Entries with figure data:
--- Begin ---

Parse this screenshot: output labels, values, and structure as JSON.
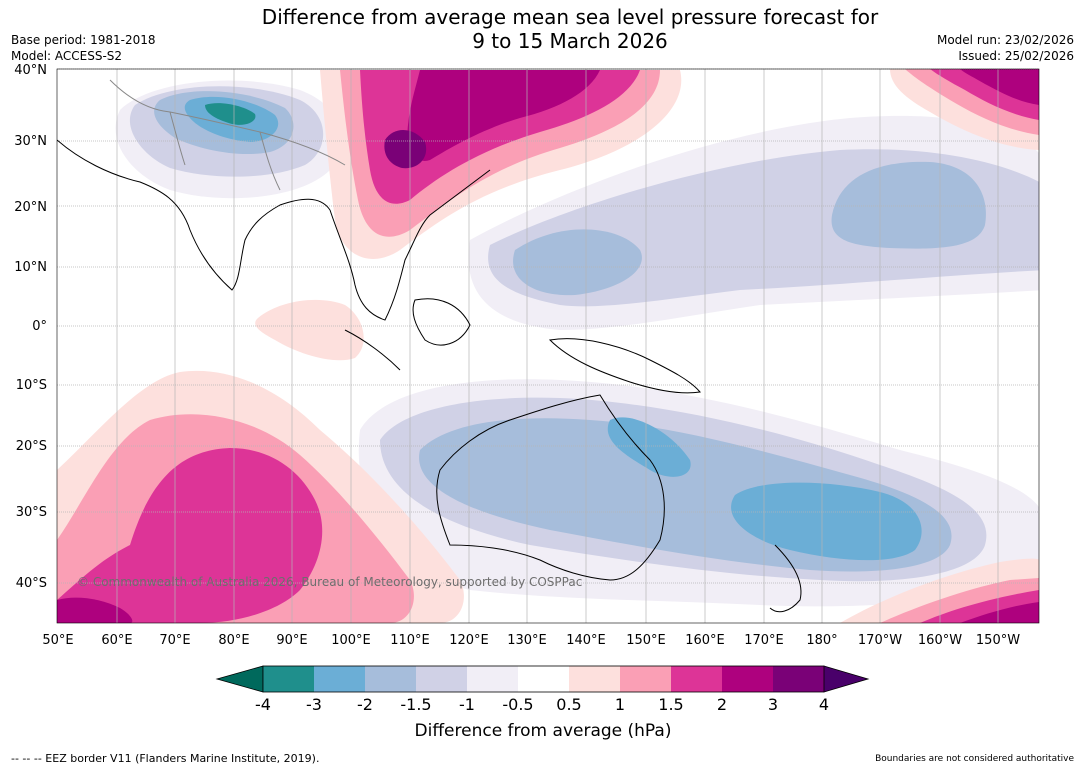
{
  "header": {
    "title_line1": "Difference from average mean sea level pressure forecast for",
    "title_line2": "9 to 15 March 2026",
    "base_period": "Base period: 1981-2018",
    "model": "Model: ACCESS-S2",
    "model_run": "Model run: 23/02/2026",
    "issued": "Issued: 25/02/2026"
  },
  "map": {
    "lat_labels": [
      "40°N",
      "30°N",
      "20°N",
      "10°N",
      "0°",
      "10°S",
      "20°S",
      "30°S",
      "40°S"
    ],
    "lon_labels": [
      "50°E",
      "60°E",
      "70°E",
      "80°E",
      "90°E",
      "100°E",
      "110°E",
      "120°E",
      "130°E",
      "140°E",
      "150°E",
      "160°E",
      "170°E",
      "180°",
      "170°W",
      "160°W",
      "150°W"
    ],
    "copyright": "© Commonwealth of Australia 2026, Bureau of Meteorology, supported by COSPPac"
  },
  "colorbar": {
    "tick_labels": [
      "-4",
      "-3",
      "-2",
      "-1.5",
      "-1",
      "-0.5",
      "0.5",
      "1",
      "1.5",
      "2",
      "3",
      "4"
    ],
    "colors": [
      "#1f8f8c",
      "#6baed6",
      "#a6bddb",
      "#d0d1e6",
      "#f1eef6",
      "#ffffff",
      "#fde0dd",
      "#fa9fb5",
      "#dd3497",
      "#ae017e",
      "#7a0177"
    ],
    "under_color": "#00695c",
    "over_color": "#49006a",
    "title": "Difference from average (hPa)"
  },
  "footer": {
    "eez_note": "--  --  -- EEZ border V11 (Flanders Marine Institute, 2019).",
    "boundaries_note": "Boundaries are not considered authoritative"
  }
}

--- End ---
--- Begin ---

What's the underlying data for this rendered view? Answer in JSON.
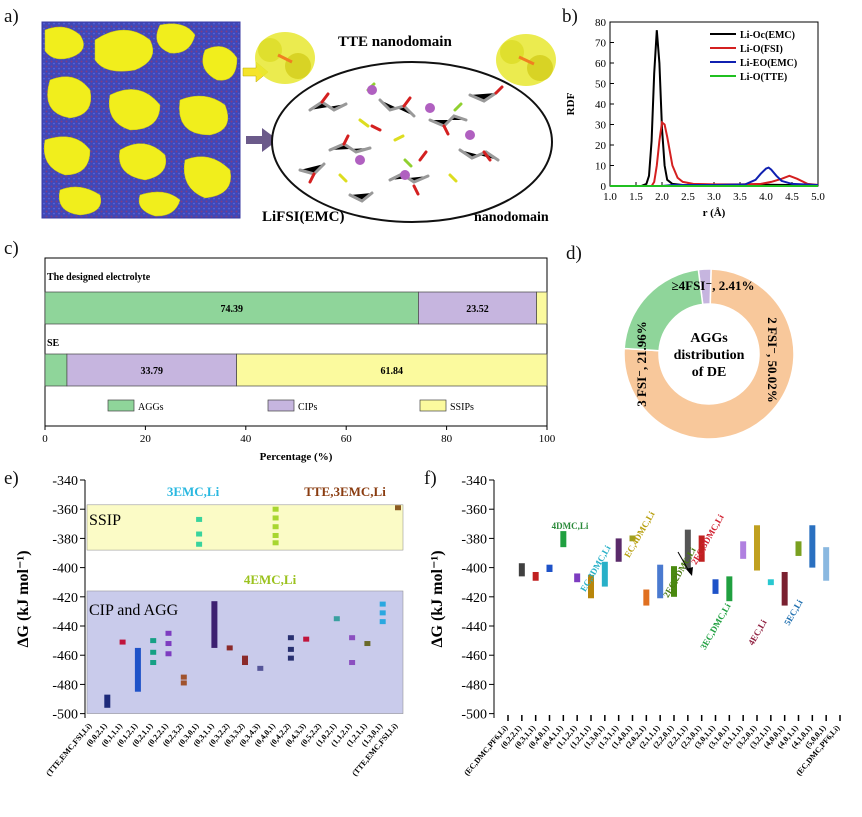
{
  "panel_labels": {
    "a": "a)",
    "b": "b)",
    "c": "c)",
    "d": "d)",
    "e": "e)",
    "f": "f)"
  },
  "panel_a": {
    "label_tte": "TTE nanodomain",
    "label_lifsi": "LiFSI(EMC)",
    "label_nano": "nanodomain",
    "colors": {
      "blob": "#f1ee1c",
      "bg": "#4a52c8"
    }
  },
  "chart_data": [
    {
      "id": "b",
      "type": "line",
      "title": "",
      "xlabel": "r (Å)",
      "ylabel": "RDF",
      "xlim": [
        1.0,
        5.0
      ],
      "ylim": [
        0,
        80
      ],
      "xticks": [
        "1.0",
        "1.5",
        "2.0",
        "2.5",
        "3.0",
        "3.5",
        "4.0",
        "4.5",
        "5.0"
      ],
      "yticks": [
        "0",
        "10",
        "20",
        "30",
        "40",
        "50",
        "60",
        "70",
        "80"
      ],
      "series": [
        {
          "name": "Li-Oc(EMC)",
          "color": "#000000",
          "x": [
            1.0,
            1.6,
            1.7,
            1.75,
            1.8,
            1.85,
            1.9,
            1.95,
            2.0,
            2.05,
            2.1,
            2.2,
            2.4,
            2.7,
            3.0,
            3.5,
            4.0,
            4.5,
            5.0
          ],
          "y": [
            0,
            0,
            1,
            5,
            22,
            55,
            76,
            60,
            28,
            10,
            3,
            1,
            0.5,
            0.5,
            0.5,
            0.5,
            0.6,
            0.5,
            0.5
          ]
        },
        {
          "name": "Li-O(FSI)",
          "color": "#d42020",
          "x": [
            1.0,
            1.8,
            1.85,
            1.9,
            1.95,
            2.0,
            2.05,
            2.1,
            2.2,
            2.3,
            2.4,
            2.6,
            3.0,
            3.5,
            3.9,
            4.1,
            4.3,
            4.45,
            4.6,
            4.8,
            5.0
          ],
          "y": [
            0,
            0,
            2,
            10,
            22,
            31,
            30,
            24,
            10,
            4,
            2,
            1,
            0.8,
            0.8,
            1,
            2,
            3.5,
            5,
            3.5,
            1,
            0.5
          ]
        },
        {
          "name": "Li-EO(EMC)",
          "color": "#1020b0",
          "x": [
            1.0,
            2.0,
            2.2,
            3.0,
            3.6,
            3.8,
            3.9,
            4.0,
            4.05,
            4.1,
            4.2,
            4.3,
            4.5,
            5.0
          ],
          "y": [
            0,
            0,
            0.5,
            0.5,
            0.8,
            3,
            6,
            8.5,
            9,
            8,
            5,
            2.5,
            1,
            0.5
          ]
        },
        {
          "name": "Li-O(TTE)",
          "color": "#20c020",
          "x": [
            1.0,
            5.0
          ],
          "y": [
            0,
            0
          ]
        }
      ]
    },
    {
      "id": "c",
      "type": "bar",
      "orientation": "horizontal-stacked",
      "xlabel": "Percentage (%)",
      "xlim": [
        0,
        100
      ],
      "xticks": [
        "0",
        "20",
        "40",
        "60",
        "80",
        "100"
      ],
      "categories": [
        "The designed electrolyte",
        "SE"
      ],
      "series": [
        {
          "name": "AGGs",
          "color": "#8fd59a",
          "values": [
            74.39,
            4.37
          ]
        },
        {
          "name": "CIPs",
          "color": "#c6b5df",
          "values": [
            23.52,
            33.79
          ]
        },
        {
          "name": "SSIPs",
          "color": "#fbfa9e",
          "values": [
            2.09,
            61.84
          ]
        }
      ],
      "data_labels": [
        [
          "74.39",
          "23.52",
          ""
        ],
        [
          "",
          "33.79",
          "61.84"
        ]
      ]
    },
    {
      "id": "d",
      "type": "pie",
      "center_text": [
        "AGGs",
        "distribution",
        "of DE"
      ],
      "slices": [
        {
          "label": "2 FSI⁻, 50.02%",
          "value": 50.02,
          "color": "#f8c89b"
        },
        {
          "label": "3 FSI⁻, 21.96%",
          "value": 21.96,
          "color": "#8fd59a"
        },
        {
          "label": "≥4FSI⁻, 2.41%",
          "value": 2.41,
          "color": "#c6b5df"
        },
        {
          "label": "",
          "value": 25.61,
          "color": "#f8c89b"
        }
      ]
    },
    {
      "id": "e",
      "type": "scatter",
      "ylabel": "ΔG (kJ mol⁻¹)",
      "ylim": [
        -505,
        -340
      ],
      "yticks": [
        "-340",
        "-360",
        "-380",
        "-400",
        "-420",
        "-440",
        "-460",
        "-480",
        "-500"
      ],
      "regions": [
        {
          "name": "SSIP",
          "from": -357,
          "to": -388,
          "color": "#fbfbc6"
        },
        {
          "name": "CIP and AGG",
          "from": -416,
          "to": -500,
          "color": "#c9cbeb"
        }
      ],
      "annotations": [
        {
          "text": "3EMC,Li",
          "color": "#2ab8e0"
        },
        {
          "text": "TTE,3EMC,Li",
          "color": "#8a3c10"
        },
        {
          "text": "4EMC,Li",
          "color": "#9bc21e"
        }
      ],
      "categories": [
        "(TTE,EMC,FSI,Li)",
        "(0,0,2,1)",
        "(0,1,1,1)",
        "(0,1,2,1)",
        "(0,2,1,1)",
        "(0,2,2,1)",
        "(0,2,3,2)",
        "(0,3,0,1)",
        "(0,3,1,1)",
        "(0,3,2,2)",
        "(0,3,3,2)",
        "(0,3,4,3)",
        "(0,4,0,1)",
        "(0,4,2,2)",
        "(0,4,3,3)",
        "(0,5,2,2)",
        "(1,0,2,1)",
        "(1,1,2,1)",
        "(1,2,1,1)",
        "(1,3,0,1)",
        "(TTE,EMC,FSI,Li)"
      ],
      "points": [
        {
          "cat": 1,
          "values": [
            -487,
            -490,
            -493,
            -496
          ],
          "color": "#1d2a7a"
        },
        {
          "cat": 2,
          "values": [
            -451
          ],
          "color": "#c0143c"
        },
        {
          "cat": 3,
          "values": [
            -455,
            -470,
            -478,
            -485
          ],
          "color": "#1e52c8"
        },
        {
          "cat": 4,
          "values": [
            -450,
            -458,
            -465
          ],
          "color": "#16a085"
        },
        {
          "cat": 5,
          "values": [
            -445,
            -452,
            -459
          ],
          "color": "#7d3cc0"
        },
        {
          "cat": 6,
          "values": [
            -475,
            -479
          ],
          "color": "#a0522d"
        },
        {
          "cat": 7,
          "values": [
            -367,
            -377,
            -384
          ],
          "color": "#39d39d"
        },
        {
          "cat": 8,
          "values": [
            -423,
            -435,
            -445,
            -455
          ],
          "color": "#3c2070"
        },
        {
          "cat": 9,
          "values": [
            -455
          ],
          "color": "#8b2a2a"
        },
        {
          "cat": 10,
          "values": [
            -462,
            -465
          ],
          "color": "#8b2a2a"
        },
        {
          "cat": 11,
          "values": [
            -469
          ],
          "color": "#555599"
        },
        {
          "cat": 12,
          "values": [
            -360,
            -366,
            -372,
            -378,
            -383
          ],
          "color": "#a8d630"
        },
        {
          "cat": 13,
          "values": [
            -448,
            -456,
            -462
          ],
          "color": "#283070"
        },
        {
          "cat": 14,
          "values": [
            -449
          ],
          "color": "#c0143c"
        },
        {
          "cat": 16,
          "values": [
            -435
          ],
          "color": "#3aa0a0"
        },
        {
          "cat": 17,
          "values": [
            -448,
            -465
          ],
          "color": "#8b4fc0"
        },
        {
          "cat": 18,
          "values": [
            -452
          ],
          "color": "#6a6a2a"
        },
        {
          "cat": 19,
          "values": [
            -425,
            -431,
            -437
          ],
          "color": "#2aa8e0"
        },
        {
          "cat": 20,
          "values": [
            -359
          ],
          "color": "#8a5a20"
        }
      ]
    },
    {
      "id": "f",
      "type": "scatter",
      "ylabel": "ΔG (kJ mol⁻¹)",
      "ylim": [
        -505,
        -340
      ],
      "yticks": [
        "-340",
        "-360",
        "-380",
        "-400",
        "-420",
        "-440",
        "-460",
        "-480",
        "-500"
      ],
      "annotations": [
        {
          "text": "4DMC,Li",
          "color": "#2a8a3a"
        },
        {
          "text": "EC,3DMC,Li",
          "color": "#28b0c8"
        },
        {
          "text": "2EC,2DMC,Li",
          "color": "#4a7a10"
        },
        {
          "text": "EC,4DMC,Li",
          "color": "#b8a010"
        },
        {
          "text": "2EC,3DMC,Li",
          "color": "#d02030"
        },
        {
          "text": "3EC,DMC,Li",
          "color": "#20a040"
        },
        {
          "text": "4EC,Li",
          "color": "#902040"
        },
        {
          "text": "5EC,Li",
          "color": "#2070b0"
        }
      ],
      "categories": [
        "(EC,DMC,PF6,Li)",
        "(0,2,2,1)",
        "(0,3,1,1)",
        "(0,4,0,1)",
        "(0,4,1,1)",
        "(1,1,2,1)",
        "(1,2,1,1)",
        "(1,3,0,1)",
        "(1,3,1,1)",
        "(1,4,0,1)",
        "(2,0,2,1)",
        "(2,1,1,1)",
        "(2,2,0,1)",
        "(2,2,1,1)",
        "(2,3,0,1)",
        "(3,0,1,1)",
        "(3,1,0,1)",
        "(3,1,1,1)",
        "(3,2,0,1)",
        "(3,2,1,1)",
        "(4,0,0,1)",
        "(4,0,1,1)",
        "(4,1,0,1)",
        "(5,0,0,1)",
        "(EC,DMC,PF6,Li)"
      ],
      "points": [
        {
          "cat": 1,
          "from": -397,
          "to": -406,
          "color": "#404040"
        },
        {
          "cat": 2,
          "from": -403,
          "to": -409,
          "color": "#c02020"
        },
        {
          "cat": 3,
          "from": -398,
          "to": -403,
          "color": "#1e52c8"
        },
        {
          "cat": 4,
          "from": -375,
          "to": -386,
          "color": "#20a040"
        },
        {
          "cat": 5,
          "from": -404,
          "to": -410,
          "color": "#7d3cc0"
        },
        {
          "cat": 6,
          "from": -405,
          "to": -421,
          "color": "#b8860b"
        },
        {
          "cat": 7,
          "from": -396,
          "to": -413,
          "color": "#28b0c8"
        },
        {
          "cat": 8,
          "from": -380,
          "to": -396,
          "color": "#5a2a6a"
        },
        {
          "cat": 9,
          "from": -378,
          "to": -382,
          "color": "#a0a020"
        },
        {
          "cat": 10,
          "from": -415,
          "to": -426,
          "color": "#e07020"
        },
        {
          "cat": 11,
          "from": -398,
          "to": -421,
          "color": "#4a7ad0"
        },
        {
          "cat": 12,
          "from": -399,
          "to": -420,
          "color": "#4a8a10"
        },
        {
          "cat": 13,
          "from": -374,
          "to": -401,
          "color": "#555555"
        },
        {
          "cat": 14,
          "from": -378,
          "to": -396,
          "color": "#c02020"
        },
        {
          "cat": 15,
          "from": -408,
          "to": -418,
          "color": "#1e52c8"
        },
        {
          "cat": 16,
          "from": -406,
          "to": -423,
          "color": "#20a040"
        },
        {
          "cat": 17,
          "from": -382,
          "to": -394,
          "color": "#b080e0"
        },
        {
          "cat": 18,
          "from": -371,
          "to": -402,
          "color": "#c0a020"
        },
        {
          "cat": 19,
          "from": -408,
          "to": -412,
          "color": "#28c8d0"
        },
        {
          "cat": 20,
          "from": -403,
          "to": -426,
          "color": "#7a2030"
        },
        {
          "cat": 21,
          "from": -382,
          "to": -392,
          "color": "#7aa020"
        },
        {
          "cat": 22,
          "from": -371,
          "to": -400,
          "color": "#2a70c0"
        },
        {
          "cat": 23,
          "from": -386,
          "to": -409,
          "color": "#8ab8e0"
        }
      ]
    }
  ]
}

--- End ---

Exercise aim: Return every line above in which the string "type" occurs.

Solution below:
      "type": "line",
      "type": "bar",
      "type": "pie",
      "type": "scatter",
      "type": "scatter",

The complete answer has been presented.